* Problem to solve:
Below are some records. Pull every line that contains the word "JSON".

* Task inputs:

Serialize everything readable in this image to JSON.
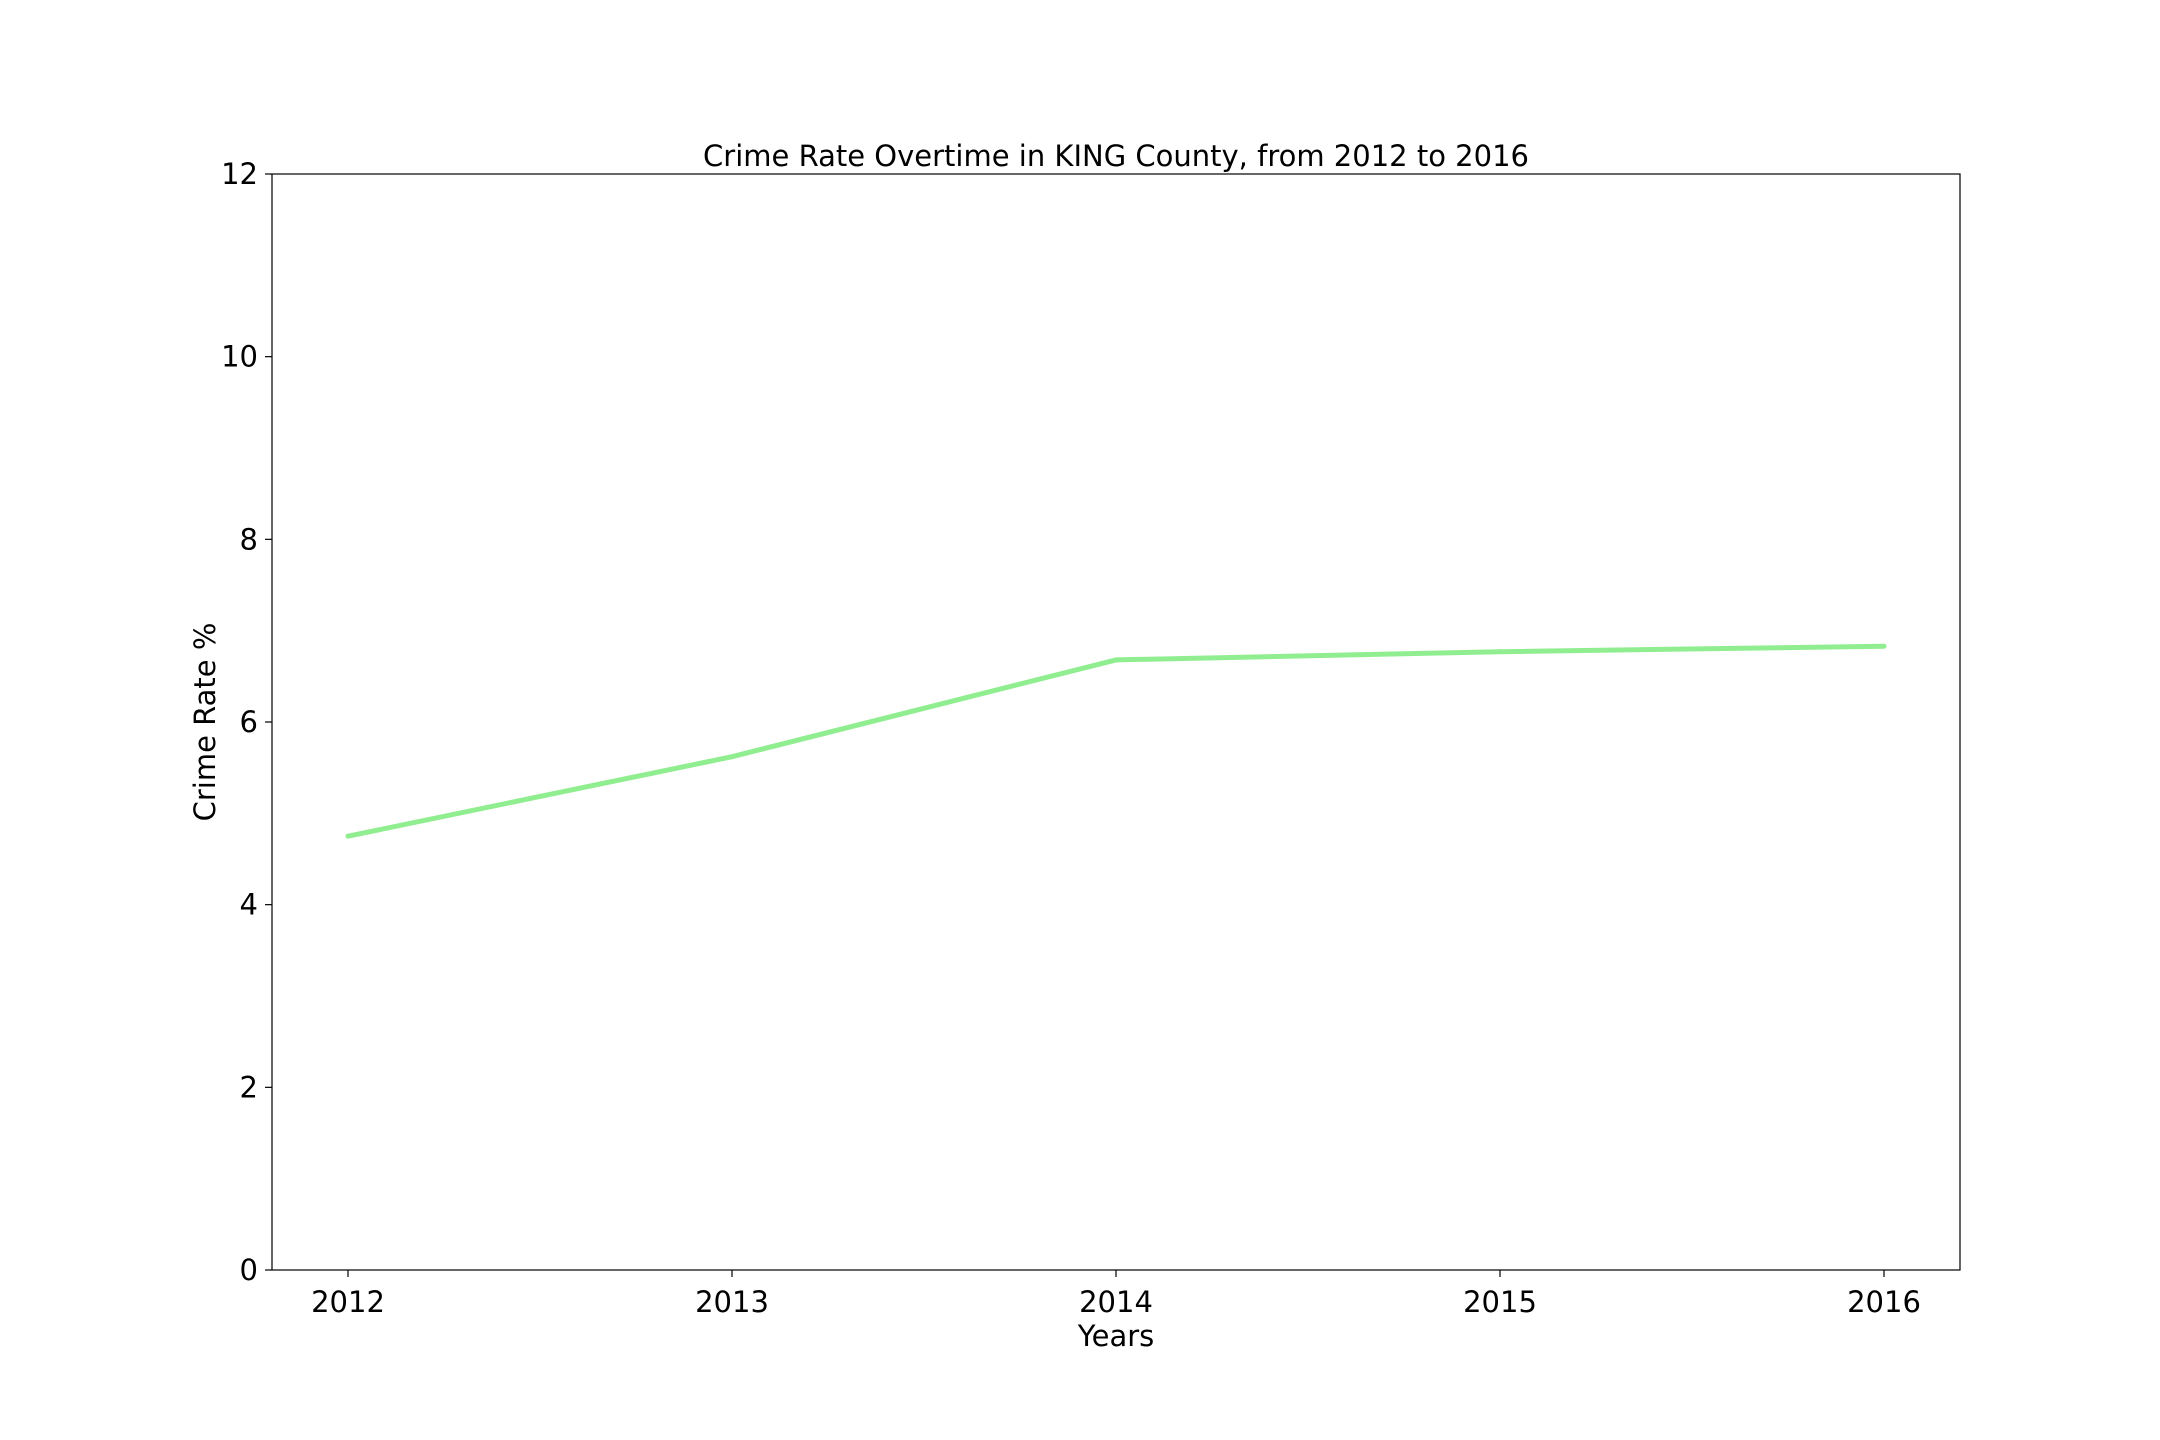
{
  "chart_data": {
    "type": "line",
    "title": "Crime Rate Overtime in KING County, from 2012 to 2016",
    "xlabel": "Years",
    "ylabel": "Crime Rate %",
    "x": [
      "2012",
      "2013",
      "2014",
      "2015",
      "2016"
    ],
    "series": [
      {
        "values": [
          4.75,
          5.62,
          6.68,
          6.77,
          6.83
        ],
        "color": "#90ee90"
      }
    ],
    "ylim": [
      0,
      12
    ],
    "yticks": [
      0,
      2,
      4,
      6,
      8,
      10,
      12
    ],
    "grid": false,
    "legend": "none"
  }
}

* * *

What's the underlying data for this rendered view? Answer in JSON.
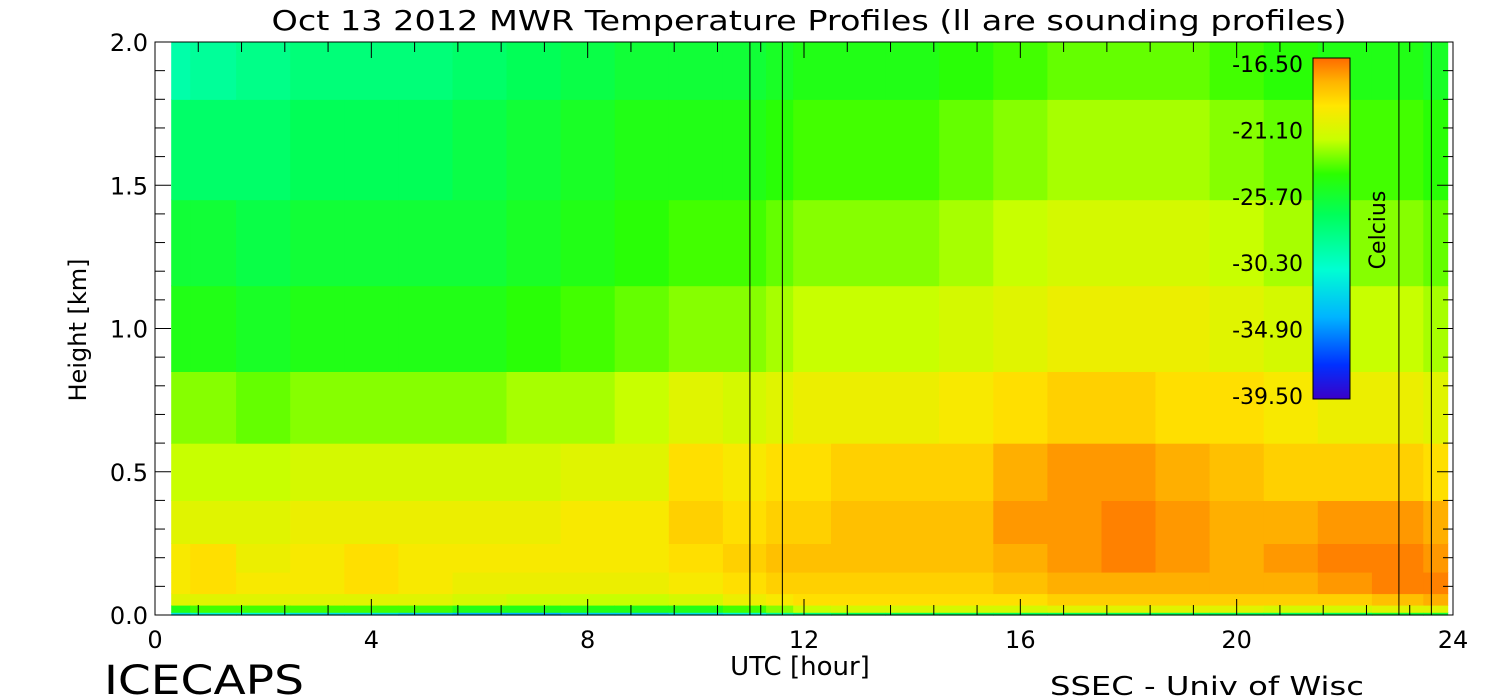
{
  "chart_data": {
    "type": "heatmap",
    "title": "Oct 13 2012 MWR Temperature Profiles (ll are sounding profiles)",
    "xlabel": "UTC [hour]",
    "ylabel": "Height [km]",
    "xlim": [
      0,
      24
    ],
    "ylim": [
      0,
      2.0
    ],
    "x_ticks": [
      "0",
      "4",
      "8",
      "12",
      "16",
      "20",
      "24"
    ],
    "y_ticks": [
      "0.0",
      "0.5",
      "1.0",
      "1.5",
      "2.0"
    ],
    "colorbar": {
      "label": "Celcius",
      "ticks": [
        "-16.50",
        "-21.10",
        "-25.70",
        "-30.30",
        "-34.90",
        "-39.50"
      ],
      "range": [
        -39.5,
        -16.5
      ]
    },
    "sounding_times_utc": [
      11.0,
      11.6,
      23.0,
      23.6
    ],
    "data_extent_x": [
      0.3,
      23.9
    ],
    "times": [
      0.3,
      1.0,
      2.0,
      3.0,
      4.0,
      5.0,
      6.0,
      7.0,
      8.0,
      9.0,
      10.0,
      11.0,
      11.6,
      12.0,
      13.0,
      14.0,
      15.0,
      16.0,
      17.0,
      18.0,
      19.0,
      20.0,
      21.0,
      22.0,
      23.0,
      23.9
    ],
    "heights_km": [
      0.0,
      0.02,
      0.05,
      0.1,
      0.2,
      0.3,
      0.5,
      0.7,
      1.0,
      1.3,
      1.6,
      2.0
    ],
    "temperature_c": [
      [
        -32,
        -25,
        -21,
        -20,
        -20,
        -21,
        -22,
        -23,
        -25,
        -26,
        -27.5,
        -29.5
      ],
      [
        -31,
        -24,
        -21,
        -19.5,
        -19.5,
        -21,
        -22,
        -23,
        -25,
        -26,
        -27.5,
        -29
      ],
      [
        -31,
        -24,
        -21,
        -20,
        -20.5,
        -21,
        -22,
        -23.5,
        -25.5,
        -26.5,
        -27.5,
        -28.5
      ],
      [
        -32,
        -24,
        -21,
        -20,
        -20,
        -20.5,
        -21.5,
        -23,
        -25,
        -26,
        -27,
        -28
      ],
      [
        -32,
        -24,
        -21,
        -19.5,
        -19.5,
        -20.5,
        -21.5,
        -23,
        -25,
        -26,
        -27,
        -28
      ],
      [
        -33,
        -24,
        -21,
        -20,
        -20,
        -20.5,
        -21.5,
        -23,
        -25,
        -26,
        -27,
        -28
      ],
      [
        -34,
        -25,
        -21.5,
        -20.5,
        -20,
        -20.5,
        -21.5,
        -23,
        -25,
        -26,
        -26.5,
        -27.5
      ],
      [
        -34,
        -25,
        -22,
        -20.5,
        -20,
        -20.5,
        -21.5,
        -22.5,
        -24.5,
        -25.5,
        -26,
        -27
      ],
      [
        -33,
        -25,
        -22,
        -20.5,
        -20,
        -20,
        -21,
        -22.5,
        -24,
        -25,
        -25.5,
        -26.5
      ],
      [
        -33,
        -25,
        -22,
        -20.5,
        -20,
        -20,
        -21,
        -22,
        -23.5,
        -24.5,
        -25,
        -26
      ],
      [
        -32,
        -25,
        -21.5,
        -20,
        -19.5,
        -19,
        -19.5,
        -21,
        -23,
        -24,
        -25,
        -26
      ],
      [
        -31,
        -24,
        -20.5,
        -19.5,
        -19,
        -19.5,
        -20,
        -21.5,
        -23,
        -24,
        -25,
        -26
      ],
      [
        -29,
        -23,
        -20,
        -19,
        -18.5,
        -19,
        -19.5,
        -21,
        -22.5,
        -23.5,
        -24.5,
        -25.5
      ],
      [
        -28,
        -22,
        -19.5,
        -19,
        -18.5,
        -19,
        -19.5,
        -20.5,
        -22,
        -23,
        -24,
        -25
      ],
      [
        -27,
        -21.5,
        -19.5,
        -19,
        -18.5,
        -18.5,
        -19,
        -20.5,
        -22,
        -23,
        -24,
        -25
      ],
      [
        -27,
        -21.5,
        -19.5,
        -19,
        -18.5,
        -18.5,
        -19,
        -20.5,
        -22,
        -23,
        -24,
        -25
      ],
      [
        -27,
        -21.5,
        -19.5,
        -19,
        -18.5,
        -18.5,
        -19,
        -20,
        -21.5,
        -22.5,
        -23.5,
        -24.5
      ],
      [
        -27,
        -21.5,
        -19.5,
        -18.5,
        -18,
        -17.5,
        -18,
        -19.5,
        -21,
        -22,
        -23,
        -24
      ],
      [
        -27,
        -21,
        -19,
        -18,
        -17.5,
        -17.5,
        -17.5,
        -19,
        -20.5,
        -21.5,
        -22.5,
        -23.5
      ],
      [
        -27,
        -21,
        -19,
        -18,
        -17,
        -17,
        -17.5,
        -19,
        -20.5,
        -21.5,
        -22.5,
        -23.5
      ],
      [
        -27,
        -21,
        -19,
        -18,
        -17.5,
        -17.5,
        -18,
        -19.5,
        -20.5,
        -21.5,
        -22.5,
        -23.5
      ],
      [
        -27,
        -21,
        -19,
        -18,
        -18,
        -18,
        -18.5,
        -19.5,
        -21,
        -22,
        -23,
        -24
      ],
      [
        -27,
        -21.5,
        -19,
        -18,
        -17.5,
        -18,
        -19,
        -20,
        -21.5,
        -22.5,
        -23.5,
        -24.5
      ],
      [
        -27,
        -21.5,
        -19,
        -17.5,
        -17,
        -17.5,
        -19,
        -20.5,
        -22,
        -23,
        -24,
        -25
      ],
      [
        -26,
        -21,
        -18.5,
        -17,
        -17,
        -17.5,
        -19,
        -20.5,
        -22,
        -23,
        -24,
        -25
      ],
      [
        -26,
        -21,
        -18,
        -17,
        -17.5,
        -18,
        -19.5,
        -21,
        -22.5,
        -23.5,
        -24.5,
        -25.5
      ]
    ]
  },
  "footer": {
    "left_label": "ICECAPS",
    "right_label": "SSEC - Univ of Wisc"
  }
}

* Result of the task:
Serialize everything readable in this image to JSON.
What's the underlying data for this rendered view? Answer in JSON.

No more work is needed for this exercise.